<<<<

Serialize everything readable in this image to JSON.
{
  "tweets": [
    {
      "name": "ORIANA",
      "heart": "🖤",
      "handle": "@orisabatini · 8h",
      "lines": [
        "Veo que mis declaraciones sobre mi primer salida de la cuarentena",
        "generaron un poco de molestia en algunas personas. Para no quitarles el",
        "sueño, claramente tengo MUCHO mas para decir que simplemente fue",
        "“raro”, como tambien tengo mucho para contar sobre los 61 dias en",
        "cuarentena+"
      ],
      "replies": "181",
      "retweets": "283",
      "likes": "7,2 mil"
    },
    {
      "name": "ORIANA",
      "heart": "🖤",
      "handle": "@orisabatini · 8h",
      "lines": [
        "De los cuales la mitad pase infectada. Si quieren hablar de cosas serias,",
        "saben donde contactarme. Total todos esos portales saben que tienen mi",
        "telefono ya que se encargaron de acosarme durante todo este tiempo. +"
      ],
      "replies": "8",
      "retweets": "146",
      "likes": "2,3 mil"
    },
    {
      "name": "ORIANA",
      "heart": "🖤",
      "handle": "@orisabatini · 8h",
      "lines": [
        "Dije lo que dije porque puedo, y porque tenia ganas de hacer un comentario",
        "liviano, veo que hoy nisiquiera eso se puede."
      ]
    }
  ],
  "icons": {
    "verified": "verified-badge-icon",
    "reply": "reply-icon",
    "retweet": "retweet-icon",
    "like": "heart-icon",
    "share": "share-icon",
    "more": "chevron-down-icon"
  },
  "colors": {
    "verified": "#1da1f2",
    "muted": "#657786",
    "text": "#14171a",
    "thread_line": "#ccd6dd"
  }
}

>>>>

> Exercise task
Transcribe the material above word for word.

> Answer to this problem
Serialize everything readable in this image to JSON.
{
  "tweets": [
    {
      "name": "ORIANA",
      "heart": "🖤",
      "handle": "@orisabatini · 8h",
      "lines": [
        "Veo que mis declaraciones sobre mi primer salida de la cuarentena",
        "generaron un poco de molestia en algunas personas. Para no quitarles el",
        "sueño, claramente tengo MUCHO mas para decir que simplemente fue",
        "“raro”, como tambien tengo mucho para contar sobre los 61 dias en",
        "cuarentena+"
      ],
      "replies": "181",
      "retweets": "283",
      "likes": "7,2 mil"
    },
    {
      "name": "ORIANA",
      "heart": "🖤",
      "handle": "@orisabatini · 8h",
      "lines": [
        "De los cuales la mitad pase infectada. Si quieren hablar de cosas serias,",
        "saben donde contactarme. Total todos esos portales saben que tienen mi",
        "telefono ya que se encargaron de acosarme durante todo este tiempo. +"
      ],
      "replies": "8",
      "retweets": "146",
      "likes": "2,3 mil"
    },
    {
      "name": "ORIANA",
      "heart": "🖤",
      "handle": "@orisabatini · 8h",
      "lines": [
        "Dije lo que dije porque puedo, y porque tenia ganas de hacer un comentario",
        "liviano, veo que hoy nisiquiera eso se puede."
      ]
    }
  ],
  "icons": {
    "verified": "verified-badge-icon",
    "reply": "reply-icon",
    "retweet": "retweet-icon",
    "like": "heart-icon",
    "share": "share-icon",
    "more": "chevron-down-icon"
  },
  "colors": {
    "verified": "#1da1f2",
    "muted": "#657786",
    "text": "#14171a",
    "thread_line": "#ccd6dd"
  }
}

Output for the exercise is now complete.